(Problem to work on) Single out the lines of the material that contain "JSON" and copy them.

(Records for this exercise)
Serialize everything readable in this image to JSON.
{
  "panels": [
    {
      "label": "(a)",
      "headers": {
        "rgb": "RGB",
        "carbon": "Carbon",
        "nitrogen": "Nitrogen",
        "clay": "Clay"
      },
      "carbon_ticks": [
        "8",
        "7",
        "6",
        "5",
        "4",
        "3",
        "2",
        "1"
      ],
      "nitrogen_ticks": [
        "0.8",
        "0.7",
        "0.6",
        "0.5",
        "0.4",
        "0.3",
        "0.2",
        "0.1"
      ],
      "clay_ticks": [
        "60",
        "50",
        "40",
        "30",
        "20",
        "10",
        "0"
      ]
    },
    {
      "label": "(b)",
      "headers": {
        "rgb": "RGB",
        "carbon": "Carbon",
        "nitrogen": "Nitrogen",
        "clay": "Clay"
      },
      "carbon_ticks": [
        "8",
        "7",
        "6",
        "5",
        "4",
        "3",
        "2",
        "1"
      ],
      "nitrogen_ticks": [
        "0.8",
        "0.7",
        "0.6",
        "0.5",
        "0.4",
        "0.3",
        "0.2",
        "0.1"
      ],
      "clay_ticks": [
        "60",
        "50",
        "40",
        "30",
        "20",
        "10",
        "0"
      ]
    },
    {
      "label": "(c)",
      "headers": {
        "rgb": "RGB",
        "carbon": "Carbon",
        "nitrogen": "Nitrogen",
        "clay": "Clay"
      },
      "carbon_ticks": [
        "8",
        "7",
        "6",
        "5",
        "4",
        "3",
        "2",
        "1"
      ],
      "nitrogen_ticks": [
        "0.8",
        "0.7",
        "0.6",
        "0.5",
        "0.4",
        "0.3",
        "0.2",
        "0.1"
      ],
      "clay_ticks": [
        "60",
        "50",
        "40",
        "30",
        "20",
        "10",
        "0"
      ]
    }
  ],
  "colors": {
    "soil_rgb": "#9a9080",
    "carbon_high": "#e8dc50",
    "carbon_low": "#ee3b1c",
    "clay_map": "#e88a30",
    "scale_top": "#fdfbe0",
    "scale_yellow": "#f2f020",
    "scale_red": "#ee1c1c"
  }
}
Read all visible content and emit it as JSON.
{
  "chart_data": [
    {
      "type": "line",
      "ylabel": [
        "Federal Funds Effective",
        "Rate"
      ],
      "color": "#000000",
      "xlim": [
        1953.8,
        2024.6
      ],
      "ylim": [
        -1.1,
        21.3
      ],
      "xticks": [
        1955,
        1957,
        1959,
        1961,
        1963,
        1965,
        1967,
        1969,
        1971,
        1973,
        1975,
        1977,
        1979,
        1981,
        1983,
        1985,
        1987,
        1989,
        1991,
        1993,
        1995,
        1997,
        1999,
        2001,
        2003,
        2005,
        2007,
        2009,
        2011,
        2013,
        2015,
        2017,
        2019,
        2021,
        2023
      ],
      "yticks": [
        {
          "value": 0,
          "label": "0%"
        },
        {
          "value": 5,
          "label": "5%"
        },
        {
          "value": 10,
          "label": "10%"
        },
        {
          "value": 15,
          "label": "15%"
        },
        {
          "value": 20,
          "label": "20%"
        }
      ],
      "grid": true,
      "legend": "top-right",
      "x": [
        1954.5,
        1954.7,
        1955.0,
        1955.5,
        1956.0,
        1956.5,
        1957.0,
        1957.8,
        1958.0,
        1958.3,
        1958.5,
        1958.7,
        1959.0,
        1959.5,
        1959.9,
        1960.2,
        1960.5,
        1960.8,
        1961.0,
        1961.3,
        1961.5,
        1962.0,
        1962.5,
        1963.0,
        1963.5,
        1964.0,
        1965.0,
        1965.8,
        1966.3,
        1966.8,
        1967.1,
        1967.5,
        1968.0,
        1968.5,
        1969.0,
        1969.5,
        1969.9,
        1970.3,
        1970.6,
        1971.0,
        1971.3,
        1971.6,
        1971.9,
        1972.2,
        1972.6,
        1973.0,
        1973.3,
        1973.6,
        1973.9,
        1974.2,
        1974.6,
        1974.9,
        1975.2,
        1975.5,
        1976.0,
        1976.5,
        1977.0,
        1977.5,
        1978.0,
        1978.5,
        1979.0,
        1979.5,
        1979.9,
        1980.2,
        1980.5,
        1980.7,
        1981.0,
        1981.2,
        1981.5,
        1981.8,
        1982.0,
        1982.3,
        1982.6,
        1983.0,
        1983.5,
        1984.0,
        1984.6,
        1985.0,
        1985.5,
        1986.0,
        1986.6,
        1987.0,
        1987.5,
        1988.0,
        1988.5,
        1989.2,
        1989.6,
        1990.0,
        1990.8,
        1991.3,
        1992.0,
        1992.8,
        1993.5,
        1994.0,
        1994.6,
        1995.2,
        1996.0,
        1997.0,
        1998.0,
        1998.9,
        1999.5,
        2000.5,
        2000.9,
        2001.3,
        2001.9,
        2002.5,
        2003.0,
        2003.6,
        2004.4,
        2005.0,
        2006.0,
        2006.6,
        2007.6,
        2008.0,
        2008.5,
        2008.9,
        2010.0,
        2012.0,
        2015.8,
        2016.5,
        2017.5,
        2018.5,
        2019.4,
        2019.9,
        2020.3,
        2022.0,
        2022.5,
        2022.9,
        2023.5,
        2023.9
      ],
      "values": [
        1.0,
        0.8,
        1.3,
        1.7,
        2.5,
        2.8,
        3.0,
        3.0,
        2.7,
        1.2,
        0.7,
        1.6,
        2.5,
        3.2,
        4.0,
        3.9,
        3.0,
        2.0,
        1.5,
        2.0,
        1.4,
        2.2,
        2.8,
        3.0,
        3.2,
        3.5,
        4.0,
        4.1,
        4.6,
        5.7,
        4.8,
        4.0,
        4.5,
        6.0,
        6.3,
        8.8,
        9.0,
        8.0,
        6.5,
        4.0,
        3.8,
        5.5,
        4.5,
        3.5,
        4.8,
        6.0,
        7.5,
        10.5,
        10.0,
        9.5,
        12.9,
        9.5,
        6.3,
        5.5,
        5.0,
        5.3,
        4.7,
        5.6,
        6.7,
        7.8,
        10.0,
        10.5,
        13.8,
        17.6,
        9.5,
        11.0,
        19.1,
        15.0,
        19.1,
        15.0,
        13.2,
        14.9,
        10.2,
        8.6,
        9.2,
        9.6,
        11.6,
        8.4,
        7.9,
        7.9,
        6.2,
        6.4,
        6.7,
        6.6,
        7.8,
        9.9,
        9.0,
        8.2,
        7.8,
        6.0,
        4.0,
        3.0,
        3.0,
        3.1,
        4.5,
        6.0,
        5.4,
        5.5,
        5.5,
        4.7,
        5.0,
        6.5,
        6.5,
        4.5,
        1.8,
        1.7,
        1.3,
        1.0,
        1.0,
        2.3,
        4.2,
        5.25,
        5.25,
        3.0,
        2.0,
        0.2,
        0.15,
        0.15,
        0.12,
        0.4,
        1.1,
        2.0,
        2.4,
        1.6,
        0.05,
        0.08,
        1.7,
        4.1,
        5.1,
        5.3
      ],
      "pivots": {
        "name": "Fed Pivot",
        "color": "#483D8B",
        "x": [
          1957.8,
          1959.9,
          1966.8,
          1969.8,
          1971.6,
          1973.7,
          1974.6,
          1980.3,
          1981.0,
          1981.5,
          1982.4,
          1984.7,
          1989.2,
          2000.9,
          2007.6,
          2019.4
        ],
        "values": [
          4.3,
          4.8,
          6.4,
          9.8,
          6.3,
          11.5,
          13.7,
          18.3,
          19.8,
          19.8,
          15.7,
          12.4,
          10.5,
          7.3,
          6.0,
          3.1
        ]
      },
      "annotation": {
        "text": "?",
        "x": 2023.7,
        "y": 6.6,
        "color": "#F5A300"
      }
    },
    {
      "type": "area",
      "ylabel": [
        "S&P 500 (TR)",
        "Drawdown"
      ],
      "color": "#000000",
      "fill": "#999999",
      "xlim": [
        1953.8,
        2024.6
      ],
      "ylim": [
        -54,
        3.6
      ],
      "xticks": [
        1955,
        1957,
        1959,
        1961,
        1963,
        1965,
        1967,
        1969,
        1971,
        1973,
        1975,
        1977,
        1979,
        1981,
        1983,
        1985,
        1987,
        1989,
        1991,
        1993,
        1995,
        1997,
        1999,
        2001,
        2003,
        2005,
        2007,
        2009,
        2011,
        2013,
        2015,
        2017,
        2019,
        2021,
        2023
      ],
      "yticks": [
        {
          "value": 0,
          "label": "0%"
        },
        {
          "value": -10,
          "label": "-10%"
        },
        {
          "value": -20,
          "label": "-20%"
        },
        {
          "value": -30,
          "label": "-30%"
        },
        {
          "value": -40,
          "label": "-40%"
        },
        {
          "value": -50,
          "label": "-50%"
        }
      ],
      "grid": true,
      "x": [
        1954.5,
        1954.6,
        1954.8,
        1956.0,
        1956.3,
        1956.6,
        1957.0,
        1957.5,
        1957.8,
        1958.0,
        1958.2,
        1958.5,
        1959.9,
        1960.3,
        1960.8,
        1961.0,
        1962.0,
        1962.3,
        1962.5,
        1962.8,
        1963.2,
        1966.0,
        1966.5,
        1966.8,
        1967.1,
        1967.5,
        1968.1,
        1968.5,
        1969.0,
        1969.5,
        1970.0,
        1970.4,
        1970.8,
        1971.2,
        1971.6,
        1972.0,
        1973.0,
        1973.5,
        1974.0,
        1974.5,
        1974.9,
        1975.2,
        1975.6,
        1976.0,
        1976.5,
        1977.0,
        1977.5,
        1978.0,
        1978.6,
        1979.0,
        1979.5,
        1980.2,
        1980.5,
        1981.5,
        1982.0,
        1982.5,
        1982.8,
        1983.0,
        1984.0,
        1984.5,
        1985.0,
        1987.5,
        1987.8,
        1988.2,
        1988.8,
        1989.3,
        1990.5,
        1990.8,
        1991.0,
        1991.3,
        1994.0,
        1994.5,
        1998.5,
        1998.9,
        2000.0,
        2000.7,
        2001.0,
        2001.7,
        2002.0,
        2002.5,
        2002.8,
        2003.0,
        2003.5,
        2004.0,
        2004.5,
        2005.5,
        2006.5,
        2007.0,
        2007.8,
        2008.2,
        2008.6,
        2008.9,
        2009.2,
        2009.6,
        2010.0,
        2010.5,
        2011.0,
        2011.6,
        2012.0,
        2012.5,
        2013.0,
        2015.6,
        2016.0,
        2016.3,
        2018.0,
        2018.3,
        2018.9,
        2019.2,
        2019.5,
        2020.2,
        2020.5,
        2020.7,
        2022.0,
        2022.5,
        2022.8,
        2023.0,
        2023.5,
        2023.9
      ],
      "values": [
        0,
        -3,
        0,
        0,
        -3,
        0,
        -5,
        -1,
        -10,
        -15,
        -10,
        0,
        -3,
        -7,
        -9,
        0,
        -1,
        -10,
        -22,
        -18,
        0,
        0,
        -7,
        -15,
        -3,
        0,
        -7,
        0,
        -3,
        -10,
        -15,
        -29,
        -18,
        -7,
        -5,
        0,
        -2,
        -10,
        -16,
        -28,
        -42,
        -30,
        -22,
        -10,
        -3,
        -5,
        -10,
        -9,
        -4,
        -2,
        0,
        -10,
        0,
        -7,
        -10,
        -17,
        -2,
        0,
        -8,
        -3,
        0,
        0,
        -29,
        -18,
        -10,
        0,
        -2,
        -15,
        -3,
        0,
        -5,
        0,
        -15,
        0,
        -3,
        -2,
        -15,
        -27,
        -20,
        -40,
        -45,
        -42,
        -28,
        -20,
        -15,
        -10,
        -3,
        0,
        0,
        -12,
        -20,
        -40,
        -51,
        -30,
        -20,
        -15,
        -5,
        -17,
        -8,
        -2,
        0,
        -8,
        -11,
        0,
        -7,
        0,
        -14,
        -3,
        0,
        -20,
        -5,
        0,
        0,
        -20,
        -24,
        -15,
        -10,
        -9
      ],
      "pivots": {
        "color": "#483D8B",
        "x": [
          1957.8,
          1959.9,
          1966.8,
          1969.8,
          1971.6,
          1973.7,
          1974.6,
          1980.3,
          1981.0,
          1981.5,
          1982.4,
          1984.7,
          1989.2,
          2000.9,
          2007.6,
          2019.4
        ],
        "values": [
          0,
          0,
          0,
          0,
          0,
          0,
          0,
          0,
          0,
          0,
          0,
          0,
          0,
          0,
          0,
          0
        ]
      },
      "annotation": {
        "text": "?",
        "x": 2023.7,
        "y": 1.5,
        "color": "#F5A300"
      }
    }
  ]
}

(Full solution)
Serialize everything readable in this image to JSON.
Read all visible content and emit it as JSON.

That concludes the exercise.